(Records contained in a dataset)
········

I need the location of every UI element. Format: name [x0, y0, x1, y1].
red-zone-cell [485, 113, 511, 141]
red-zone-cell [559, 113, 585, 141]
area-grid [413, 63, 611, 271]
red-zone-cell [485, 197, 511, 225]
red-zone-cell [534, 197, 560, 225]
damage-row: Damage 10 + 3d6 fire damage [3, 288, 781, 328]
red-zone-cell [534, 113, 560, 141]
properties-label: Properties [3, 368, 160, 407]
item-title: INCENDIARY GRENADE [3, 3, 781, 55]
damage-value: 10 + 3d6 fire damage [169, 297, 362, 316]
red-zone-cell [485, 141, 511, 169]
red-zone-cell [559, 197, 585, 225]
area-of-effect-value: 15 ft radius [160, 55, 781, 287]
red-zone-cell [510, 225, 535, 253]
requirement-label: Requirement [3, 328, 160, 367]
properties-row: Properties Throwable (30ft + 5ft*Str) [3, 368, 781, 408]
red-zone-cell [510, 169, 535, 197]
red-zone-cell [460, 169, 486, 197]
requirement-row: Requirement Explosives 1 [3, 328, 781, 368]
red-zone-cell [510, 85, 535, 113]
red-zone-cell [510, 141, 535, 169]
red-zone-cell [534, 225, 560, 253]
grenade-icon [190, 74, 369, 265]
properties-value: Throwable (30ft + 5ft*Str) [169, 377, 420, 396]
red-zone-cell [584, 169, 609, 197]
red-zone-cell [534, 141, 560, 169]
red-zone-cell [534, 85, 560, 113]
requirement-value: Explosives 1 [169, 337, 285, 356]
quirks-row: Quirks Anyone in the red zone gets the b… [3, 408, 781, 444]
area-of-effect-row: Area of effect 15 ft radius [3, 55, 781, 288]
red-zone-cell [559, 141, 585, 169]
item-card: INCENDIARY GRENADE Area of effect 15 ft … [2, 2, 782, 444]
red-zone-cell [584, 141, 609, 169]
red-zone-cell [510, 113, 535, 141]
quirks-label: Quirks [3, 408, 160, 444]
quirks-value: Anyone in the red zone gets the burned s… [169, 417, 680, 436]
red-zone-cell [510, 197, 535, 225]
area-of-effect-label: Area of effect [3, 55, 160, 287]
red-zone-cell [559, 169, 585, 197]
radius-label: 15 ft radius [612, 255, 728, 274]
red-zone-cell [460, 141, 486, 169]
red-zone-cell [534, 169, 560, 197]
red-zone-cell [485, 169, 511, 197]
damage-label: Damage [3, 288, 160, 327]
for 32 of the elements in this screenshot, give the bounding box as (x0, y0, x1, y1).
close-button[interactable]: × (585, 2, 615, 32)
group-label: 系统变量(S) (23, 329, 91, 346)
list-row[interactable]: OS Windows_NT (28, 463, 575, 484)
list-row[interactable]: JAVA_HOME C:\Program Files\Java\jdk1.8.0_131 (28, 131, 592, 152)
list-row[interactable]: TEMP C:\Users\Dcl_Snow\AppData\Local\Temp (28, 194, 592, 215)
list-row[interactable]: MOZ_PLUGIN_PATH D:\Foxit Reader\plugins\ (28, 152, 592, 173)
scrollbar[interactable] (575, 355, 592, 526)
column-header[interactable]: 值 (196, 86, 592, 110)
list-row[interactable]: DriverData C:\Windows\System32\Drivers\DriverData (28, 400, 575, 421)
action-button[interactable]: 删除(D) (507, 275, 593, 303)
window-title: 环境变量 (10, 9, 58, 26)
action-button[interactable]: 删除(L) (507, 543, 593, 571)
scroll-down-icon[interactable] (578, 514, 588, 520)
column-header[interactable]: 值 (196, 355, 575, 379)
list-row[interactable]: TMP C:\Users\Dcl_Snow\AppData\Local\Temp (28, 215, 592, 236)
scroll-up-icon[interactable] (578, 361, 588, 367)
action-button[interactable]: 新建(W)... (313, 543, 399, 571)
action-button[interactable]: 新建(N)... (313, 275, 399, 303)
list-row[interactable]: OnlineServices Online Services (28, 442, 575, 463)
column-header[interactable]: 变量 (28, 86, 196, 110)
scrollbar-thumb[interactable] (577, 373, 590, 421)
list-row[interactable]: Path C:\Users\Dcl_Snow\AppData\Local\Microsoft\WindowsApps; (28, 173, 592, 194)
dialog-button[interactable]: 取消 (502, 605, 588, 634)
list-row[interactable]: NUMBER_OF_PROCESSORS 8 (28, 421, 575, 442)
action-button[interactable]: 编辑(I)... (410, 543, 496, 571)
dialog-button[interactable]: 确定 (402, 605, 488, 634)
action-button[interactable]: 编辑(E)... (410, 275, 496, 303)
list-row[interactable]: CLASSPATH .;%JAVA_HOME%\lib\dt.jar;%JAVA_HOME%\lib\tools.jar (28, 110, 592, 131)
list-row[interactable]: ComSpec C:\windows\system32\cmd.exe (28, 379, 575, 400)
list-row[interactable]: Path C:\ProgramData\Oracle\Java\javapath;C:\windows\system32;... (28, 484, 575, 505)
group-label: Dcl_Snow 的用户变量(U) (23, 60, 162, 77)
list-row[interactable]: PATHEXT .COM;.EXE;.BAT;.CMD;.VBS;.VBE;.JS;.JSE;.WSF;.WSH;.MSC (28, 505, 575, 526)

········

STATED PROBLEM: Copy out the whole listing above again, character for character and line by line.

ANSWER IN FULL:
I need the location of every UI element. Format: name [x0, y0, x1, y1].
red-zone-cell [485, 113, 511, 141]
red-zone-cell [559, 113, 585, 141]
area-grid [413, 63, 611, 271]
red-zone-cell [485, 197, 511, 225]
red-zone-cell [534, 197, 560, 225]
damage-row: Damage 10 + 3d6 fire damage [3, 288, 781, 328]
red-zone-cell [534, 113, 560, 141]
properties-label: Properties [3, 368, 160, 407]
item-title: INCENDIARY GRENADE [3, 3, 781, 55]
damage-value: 10 + 3d6 fire damage [169, 297, 362, 316]
red-zone-cell [485, 141, 511, 169]
red-zone-cell [559, 197, 585, 225]
area-of-effect-value: 15 ft radius [160, 55, 781, 287]
red-zone-cell [510, 225, 535, 253]
requirement-label: Requirement [3, 328, 160, 367]
properties-row: Properties Throwable (30ft + 5ft*Str) [3, 368, 781, 408]
red-zone-cell [510, 169, 535, 197]
red-zone-cell [460, 169, 486, 197]
requirement-row: Requirement Explosives 1 [3, 328, 781, 368]
red-zone-cell [510, 85, 535, 113]
red-zone-cell [510, 141, 535, 169]
red-zone-cell [534, 225, 560, 253]
grenade-icon [190, 74, 369, 265]
properties-value: Throwable (30ft + 5ft*Str) [169, 377, 420, 396]
red-zone-cell [584, 169, 609, 197]
red-zone-cell [534, 141, 560, 169]
red-zone-cell [534, 85, 560, 113]
requirement-value: Explosives 1 [169, 337, 285, 356]
quirks-row: Quirks Anyone in the red zone gets the b… [3, 408, 781, 444]
area-of-effect-row: Area of effect 15 ft radius [3, 55, 781, 288]
red-zone-cell [559, 141, 585, 169]
item-card: INCENDIARY GRENADE Area of effect 15 ft … [2, 2, 782, 444]
red-zone-cell [584, 141, 609, 169]
red-zone-cell [510, 113, 535, 141]
quirks-label: Quirks [3, 408, 160, 444]
quirks-value: Anyone in the red zone gets the burned s… [169, 417, 680, 436]
red-zone-cell [510, 197, 535, 225]
area-of-effect-label: Area of effect [3, 55, 160, 287]
red-zone-cell [559, 169, 585, 197]
radius-label: 15 ft radius [612, 255, 728, 274]
red-zone-cell [460, 141, 486, 169]
red-zone-cell [534, 169, 560, 197]
red-zone-cell [485, 169, 511, 197]
damage-label: Damage [3, 288, 160, 327]
for 32 of the elements in this screenshot, give the bounding box as (x0, y0, x1, y1).
close-button[interactable]: × (585, 2, 615, 32)
group-label: 系统变量(S) (23, 329, 91, 346)
list-row[interactable]: OS Windows_NT (28, 463, 575, 484)
list-row[interactable]: JAVA_HOME C:\Program Files\Java\jdk1.8.0_131 (28, 131, 592, 152)
list-row[interactable]: TEMP C:\Users\Dcl_Snow\AppData\Local\Temp (28, 194, 592, 215)
list-row[interactable]: MOZ_PLUGIN_PATH D:\Foxit Reader\plugins\ (28, 152, 592, 173)
scrollbar[interactable] (575, 355, 592, 526)
column-header[interactable]: 值 (196, 86, 592, 110)
list-row[interactable]: DriverData C:\Windows\System32\Drivers\DriverData (28, 400, 575, 421)
action-button[interactable]: 删除(D) (507, 275, 593, 303)
window-title: 环境变量 (10, 9, 58, 26)
action-button[interactable]: 删除(L) (507, 543, 593, 571)
scroll-down-icon[interactable] (578, 514, 588, 520)
column-header[interactable]: 值 (196, 355, 575, 379)
list-row[interactable]: TMP C:\Users\Dcl_Snow\AppData\Local\Temp (28, 215, 592, 236)
scroll-up-icon[interactable] (578, 361, 588, 367)
action-button[interactable]: 新建(W)... (313, 543, 399, 571)
action-button[interactable]: 新建(N)... (313, 275, 399, 303)
list-row[interactable]: OnlineServices Online Services (28, 442, 575, 463)
column-header[interactable]: 变量 (28, 86, 196, 110)
scrollbar-thumb[interactable] (577, 373, 590, 421)
list-row[interactable]: Path C:\Users\Dcl_Snow\AppData\Local\Microsoft\WindowsApps; (28, 173, 592, 194)
dialog-button[interactable]: 取消 (502, 605, 588, 634)
list-row[interactable]: NUMBER_OF_PROCESSORS 8 (28, 421, 575, 442)
action-button[interactable]: 编辑(I)... (410, 543, 496, 571)
dialog-button[interactable]: 确定 (402, 605, 488, 634)
action-button[interactable]: 编辑(E)... (410, 275, 496, 303)
list-row[interactable]: CLASSPATH .;%JAVA_HOME%\lib\dt.jar;%JAVA_HOME%\lib\tools.jar (28, 110, 592, 131)
list-row[interactable]: ComSpec C:\windows\system32\cmd.exe (28, 379, 575, 400)
list-row[interactable]: Path C:\ProgramData\Oracle\Java\javapath;C:\windows\system32;... (28, 484, 575, 505)
group-label: Dcl_Snow 的用户变量(U) (23, 60, 162, 77)
list-row[interactable]: PATHEXT .COM;.EXE;.BAT;.CMD;.VBS;.VBE;.JS;.JSE;.WSF;.WSH;.MSC (28, 505, 575, 526)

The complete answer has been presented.